* Goal *
Will you give the material below again, every line exactly as it is?

* Data supplied *

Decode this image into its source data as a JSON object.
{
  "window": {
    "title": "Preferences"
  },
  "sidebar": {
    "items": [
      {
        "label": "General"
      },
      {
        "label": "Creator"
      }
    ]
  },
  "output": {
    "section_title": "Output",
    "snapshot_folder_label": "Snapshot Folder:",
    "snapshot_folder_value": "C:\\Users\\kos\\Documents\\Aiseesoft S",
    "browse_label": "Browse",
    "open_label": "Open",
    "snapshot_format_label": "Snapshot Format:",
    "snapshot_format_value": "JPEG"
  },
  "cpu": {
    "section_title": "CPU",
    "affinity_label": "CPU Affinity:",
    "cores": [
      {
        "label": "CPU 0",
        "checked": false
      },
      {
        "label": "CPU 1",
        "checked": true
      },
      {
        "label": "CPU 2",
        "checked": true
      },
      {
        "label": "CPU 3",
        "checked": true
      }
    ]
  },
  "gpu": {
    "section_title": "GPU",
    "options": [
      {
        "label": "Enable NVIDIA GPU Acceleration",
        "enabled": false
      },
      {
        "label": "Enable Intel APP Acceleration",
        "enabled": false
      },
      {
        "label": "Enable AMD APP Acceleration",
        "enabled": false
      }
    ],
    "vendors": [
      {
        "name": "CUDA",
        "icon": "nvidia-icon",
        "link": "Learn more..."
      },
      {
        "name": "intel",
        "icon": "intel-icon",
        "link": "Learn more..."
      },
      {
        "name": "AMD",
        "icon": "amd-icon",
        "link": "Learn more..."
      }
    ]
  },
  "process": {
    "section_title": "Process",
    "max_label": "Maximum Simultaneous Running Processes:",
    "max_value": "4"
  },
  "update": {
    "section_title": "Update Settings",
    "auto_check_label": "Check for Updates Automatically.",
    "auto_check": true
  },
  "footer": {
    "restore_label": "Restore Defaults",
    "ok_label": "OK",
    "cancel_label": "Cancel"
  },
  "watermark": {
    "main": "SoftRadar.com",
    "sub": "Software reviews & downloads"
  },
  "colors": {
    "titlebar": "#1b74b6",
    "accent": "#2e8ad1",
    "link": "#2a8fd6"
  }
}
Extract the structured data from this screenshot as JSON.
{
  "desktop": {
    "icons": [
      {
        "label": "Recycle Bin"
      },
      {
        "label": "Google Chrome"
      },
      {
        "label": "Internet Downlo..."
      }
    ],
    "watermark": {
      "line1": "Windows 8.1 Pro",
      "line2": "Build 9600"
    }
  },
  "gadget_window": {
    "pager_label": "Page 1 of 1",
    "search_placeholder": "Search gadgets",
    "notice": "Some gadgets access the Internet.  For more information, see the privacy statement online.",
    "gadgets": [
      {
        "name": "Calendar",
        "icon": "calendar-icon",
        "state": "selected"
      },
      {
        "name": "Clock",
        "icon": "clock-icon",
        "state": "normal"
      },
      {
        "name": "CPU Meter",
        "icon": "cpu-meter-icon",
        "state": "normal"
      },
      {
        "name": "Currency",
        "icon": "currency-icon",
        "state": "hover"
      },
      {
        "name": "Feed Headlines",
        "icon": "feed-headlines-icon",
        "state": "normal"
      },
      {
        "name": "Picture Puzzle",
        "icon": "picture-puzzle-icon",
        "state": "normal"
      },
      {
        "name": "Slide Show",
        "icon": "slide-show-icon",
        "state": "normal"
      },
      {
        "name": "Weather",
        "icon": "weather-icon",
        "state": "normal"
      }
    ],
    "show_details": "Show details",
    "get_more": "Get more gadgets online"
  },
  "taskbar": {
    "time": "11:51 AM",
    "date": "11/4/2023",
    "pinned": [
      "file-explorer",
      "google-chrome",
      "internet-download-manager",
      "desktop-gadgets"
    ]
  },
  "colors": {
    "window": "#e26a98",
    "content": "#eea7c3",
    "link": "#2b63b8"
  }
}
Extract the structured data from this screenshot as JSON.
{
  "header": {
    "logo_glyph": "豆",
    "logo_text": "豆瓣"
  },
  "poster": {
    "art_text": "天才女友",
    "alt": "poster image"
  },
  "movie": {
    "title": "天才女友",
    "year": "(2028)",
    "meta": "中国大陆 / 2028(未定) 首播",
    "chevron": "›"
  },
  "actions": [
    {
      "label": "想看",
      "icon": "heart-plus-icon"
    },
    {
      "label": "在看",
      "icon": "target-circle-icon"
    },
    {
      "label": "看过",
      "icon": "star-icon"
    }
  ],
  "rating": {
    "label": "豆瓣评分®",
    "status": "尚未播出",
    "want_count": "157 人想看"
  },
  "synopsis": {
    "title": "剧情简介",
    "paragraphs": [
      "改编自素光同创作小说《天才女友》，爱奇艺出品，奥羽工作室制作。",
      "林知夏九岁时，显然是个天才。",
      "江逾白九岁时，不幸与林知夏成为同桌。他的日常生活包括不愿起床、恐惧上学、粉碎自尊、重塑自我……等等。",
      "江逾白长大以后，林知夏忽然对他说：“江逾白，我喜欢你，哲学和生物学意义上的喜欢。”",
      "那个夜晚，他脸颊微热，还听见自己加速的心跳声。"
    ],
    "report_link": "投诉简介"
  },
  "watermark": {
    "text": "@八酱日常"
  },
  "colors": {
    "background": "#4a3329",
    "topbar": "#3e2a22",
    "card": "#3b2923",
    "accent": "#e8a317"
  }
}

* Answer to this problem *
Decode this image into its source data as a JSON object.
{
  "window": {
    "title": "Preferences"
  },
  "sidebar": {
    "items": [
      {
        "label": "General"
      },
      {
        "label": "Creator"
      }
    ]
  },
  "output": {
    "section_title": "Output",
    "snapshot_folder_label": "Snapshot Folder:",
    "snapshot_folder_value": "C:\\Users\\kos\\Documents\\Aiseesoft S",
    "browse_label": "Browse",
    "open_label": "Open",
    "snapshot_format_label": "Snapshot Format:",
    "snapshot_format_value": "JPEG"
  },
  "cpu": {
    "section_title": "CPU",
    "affinity_label": "CPU Affinity:",
    "cores": [
      {
        "label": "CPU 0",
        "checked": false
      },
      {
        "label": "CPU 1",
        "checked": true
      },
      {
        "label": "CPU 2",
        "checked": true
      },
      {
        "label": "CPU 3",
        "checked": true
      }
    ]
  },
  "gpu": {
    "section_title": "GPU",
    "options": [
      {
        "label": "Enable NVIDIA GPU Acceleration",
        "enabled": false
      },
      {
        "label": "Enable Intel APP Acceleration",
        "enabled": false
      },
      {
        "label": "Enable AMD APP Acceleration",
        "enabled": false
      }
    ],
    "vendors": [
      {
        "name": "CUDA",
        "icon": "nvidia-icon",
        "link": "Learn more..."
      },
      {
        "name": "intel",
        "icon": "intel-icon",
        "link": "Learn more..."
      },
      {
        "name": "AMD",
        "icon": "amd-icon",
        "link": "Learn more..."
      }
    ]
  },
  "process": {
    "section_title": "Process",
    "max_label": "Maximum Simultaneous Running Processes:",
    "max_value": "4"
  },
  "update": {
    "section_title": "Update Settings",
    "auto_check_label": "Check for Updates Automatically.",
    "auto_check": true
  },
  "footer": {
    "restore_label": "Restore Defaults",
    "ok_label": "OK",
    "cancel_label": "Cancel"
  },
  "watermark": {
    "main": "SoftRadar.com",
    "sub": "Software reviews & downloads"
  },
  "colors": {
    "titlebar": "#1b74b6",
    "accent": "#2e8ad1",
    "link": "#2a8fd6"
  }
}
Extract the structured data from this screenshot as JSON.
{
  "desktop": {
    "icons": [
      {
        "label": "Recycle Bin"
      },
      {
        "label": "Google Chrome"
      },
      {
        "label": "Internet Downlo..."
      }
    ],
    "watermark": {
      "line1": "Windows 8.1 Pro",
      "line2": "Build 9600"
    }
  },
  "gadget_window": {
    "pager_label": "Page 1 of 1",
    "search_placeholder": "Search gadgets",
    "notice": "Some gadgets access the Internet.  For more information, see the privacy statement online.",
    "gadgets": [
      {
        "name": "Calendar",
        "icon": "calendar-icon",
        "state": "selected"
      },
      {
        "name": "Clock",
        "icon": "clock-icon",
        "state": "normal"
      },
      {
        "name": "CPU Meter",
        "icon": "cpu-meter-icon",
        "state": "normal"
      },
      {
        "name": "Currency",
        "icon": "currency-icon",
        "state": "hover"
      },
      {
        "name": "Feed Headlines",
        "icon": "feed-headlines-icon",
        "state": "normal"
      },
      {
        "name": "Picture Puzzle",
        "icon": "picture-puzzle-icon",
        "state": "normal"
      },
      {
        "name": "Slide Show",
        "icon": "slide-show-icon",
        "state": "normal"
      },
      {
        "name": "Weather",
        "icon": "weather-icon",
        "state": "normal"
      }
    ],
    "show_details": "Show details",
    "get_more": "Get more gadgets online"
  },
  "taskbar": {
    "time": "11:51 AM",
    "date": "11/4/2023",
    "pinned": [
      "file-explorer",
      "google-chrome",
      "internet-download-manager",
      "desktop-gadgets"
    ]
  },
  "colors": {
    "window": "#e26a98",
    "content": "#eea7c3",
    "link": "#2b63b8"
  }
}
Extract the structured data from this screenshot as JSON.
{
  "header": {
    "logo_glyph": "豆",
    "logo_text": "豆瓣"
  },
  "poster": {
    "art_text": "天才女友",
    "alt": "poster image"
  },
  "movie": {
    "title": "天才女友",
    "year": "(2028)",
    "meta": "中国大陆 / 2028(未定) 首播",
    "chevron": "›"
  },
  "actions": [
    {
      "label": "想看",
      "icon": "heart-plus-icon"
    },
    {
      "label": "在看",
      "icon": "target-circle-icon"
    },
    {
      "label": "看过",
      "icon": "star-icon"
    }
  ],
  "rating": {
    "label": "豆瓣评分®",
    "status": "尚未播出",
    "want_count": "157 人想看"
  },
  "synopsis": {
    "title": "剧情简介",
    "paragraphs": [
      "改编自素光同创作小说《天才女友》，爱奇艺出品，奥羽工作室制作。",
      "林知夏九岁时，显然是个天才。",
      "江逾白九岁时，不幸与林知夏成为同桌。他的日常生活包括不愿起床、恐惧上学、粉碎自尊、重塑自我……等等。",
      "江逾白长大以后，林知夏忽然对他说：“江逾白，我喜欢你，哲学和生物学意义上的喜欢。”",
      "那个夜晚，他脸颊微热，还听见自己加速的心跳声。"
    ],
    "report_link": "投诉简介"
  },
  "watermark": {
    "text": "@八酱日常"
  },
  "colors": {
    "background": "#4a3329",
    "topbar": "#3e2a22",
    "card": "#3b2923",
    "accent": "#e8a317"
  }
}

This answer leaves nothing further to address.